··· Task data ···

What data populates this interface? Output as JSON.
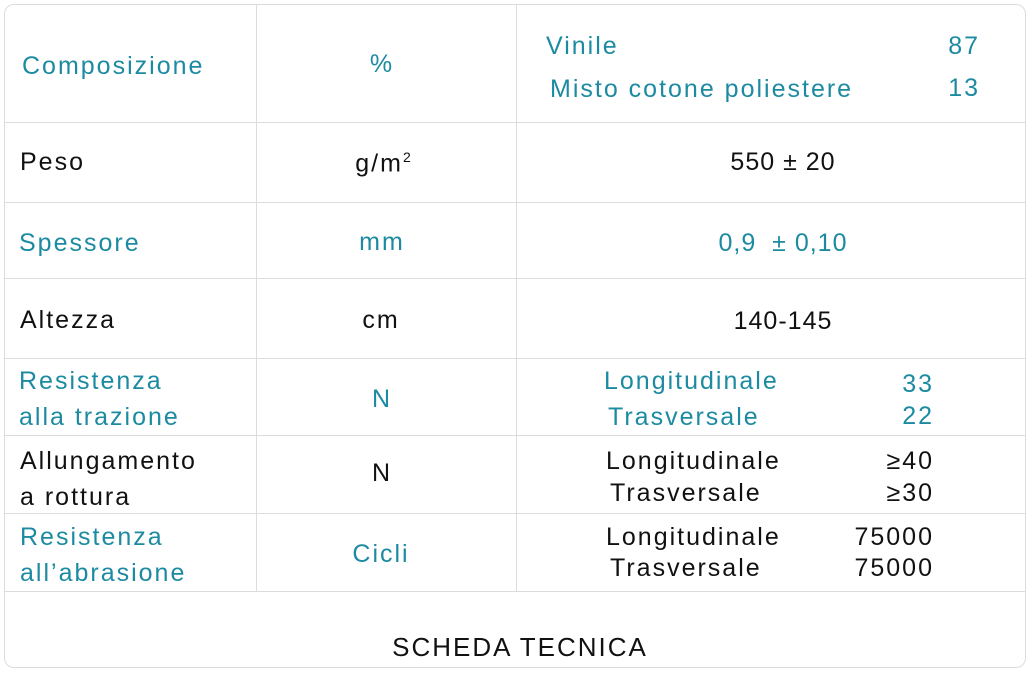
{
  "accent_color": "#1c8ba1",
  "rows": [
    {
      "label": "Composizione",
      "unit": "%",
      "values": [
        {
          "name": "Vinile",
          "value": "87"
        },
        {
          "name": "Misto cotone poliestere",
          "value": "13"
        }
      ]
    },
    {
      "label": "Peso",
      "unit": "g/m",
      "unit_sup": "2",
      "value": "550 ± 20"
    },
    {
      "label": "Spessore",
      "unit": "mm",
      "value": "0,9  ± 0,10"
    },
    {
      "label": "Altezza",
      "unit": "cm",
      "value": "140-145"
    },
    {
      "label_lines": [
        "Resistenza",
        "alla trazione"
      ],
      "unit": "N",
      "values": [
        {
          "name": "Longitudinale",
          "value": "33"
        },
        {
          "name": "Trasversale",
          "value": "22"
        }
      ]
    },
    {
      "label_lines": [
        "Allungamento",
        "a rottura"
      ],
      "unit": "N",
      "values": [
        {
          "name": "Longitudinale",
          "value": "≥40"
        },
        {
          "name": "Trasversale",
          "value": "≥30"
        }
      ]
    },
    {
      "label_lines": [
        "Resistenza",
        "all’abrasione"
      ],
      "unit": "Cicli",
      "values": [
        {
          "name": "Longitudinale",
          "value": "75000"
        },
        {
          "name": "Trasversale",
          "value": "75000"
        }
      ]
    }
  ],
  "footer": "SCHEDA TECNICA"
}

···

Every record above should be written out again without change, except that the pictures are left out.

_Reply_.
What data populates this interface? Output as JSON.
{
  "accent_color": "#1c8ba1",
  "rows": [
    {
      "label": "Composizione",
      "unit": "%",
      "values": [
        {
          "name": "Vinile",
          "value": "87"
        },
        {
          "name": "Misto cotone poliestere",
          "value": "13"
        }
      ]
    },
    {
      "label": "Peso",
      "unit": "g/m",
      "unit_sup": "2",
      "value": "550 ± 20"
    },
    {
      "label": "Spessore",
      "unit": "mm",
      "value": "0,9  ± 0,10"
    },
    {
      "label": "Altezza",
      "unit": "cm",
      "value": "140-145"
    },
    {
      "label_lines": [
        "Resistenza",
        "alla trazione"
      ],
      "unit": "N",
      "values": [
        {
          "name": "Longitudinale",
          "value": "33"
        },
        {
          "name": "Trasversale",
          "value": "22"
        }
      ]
    },
    {
      "label_lines": [
        "Allungamento",
        "a rottura"
      ],
      "unit": "N",
      "values": [
        {
          "name": "Longitudinale",
          "value": "≥40"
        },
        {
          "name": "Trasversale",
          "value": "≥30"
        }
      ]
    },
    {
      "label_lines": [
        "Resistenza",
        "all’abrasione"
      ],
      "unit": "Cicli",
      "values": [
        {
          "name": "Longitudinale",
          "value": "75000"
        },
        {
          "name": "Trasversale",
          "value": "75000"
        }
      ]
    }
  ],
  "footer": "SCHEDA TECNICA"
}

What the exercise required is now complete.